### Text excerpt
= = = = = = =

The career advice every senior female lawyer needs right now
“Balance your inclination to serve others’ needs with serving your own.”
At first, I was slightly put off by the title Nice Girls Don’t Get the Corner Office by Dr Lois P. Frankel.
I worried it might reinforce the tired myth that women have to be ruthless, or worse, unpleasant, to succeed. Early in my career, one of my most important role models was a female partner who was both highly respected and kind. She proved that you don’t have to sacrifice decency to achieve authority. We all know women (and men) in leadership who are not kind, but that is not the model most of us aspire to.
What Frankel actually teaches is something far more useful, and far more nuanced. As she writes elsewhere:
The opposite of a nice girl isn’t a bitch - it’s a winning woman.
A “nice girl” acts in ways designed to make others like her.
A “winning woman” acts in ways that ensure her goals are met, through clarity, likability, and emotional intelligence.
Frankel draws on decades of research showing that women are socially conditioned to prioritise being liked, often at significant personal cost. When women step outside those expectations, they can face real penalties: missed promotions, smaller pay rises, exclusion from opportunities, or subtle forms of ostracism.
For women in male-dominated professions like law, this means one uncomfortable truth: the playing field is not level.

= = = = = = =

(Spatial layout data)

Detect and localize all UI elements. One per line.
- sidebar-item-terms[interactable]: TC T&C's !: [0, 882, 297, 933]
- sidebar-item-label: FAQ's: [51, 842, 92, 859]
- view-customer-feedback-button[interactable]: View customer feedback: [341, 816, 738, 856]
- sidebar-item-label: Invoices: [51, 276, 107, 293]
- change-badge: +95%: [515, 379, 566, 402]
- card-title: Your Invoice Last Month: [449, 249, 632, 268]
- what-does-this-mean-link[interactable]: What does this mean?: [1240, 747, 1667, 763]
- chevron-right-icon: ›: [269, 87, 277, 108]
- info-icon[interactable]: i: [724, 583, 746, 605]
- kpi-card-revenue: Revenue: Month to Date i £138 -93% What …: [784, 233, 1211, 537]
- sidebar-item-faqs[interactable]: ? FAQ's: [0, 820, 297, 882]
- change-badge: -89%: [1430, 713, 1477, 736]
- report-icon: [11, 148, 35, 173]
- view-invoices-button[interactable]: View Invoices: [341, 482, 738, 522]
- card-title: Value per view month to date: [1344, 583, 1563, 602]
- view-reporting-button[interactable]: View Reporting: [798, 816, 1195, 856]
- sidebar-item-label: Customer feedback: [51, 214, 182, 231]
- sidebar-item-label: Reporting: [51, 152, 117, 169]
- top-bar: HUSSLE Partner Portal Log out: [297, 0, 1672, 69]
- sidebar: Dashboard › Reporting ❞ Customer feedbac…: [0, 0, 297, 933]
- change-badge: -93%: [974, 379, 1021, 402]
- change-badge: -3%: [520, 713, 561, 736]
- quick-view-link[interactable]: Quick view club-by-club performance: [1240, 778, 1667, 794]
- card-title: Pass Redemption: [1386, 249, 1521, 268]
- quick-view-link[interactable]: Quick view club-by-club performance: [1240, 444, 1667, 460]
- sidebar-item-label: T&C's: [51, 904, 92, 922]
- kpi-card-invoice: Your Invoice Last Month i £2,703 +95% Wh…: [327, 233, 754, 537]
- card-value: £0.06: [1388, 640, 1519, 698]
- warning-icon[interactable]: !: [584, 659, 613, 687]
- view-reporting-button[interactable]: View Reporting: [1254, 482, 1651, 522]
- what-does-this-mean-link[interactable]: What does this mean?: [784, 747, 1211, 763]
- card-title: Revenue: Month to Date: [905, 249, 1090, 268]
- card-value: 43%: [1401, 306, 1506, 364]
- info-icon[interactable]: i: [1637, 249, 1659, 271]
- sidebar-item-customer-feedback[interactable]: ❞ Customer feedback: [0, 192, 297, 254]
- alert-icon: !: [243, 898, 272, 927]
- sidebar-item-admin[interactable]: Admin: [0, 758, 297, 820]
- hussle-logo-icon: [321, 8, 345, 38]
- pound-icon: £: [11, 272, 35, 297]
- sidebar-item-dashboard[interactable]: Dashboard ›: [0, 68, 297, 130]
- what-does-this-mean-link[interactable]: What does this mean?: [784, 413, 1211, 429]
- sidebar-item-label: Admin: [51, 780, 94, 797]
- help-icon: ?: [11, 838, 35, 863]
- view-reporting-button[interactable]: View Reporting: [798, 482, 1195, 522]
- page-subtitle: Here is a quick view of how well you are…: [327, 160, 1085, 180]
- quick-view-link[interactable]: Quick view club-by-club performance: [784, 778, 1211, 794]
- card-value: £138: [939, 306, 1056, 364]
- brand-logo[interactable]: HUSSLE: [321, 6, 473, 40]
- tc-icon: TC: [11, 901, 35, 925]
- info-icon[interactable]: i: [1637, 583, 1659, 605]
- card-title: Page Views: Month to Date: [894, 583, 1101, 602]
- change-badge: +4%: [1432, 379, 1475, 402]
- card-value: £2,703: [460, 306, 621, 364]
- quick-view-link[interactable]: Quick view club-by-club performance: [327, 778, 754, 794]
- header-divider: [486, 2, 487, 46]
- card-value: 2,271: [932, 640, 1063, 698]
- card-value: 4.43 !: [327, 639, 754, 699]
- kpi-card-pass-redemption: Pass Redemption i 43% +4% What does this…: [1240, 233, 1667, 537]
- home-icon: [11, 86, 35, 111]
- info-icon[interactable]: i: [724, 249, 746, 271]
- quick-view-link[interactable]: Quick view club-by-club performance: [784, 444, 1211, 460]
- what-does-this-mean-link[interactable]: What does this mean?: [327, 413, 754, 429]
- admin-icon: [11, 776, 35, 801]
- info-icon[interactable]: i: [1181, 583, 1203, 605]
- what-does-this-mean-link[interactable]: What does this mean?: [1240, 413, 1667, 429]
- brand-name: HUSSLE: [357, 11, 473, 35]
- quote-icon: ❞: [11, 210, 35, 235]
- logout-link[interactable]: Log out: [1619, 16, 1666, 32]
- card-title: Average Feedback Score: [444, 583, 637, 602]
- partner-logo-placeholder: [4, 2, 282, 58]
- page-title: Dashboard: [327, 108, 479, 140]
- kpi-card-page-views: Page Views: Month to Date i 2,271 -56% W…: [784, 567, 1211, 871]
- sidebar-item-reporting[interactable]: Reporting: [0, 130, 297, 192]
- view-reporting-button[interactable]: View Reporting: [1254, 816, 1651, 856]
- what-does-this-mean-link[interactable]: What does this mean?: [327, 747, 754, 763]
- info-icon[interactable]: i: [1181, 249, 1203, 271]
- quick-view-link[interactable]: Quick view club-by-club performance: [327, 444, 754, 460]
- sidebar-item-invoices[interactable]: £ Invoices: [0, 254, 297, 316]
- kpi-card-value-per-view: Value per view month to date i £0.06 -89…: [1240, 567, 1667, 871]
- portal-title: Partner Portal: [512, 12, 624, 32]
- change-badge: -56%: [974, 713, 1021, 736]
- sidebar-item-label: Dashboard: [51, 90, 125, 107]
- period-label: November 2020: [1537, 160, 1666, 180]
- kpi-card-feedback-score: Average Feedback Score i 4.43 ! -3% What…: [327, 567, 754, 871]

= = = = = = =

### Task A
Answer these questions about the career advice piece for senior female lawyers:
(i) What book title made the writer slightly uneasy at first?
(ii) According to Frankel, what is the opposite of a nice girl?
(iii) What penalties can women face when they step outside social expectations?
### Task B
Substitute "high-achieving woman" for "winning woman" in the career advice piece, and write out the passage starting with "What Frankel actually" and going on through "forms of ostracism.".

### Correct answer A
(i) Nice Girls Don't Get the Corner Office by Dr Lois P. Frankel
(ii) A winning woman
(iii) Missed promotions, smaller pay rises, exclusion from opportunities, or subtle forms of ostracism

### Correct answer B
What Frankel actually teaches is something far more useful, and far more nuanced. As she writes elsewhere:
The opposite of a nice girl isn’t a bitch - it’s a high-achieving woman.
A “nice girl” acts in ways designed to make others like her.
A “high-achieving woman” acts in ways that ensure her goals are met, through clarity, likability, and emotional intelligence.
Frankel draws on decades of research showing that women are socially conditioned to prioritise being liked, often at significant personal cost. When women step outside those expectations, they can face real penalties: missed promotions, smaller pay rises, exclusion from opportunities, or subtle forms of ostracism.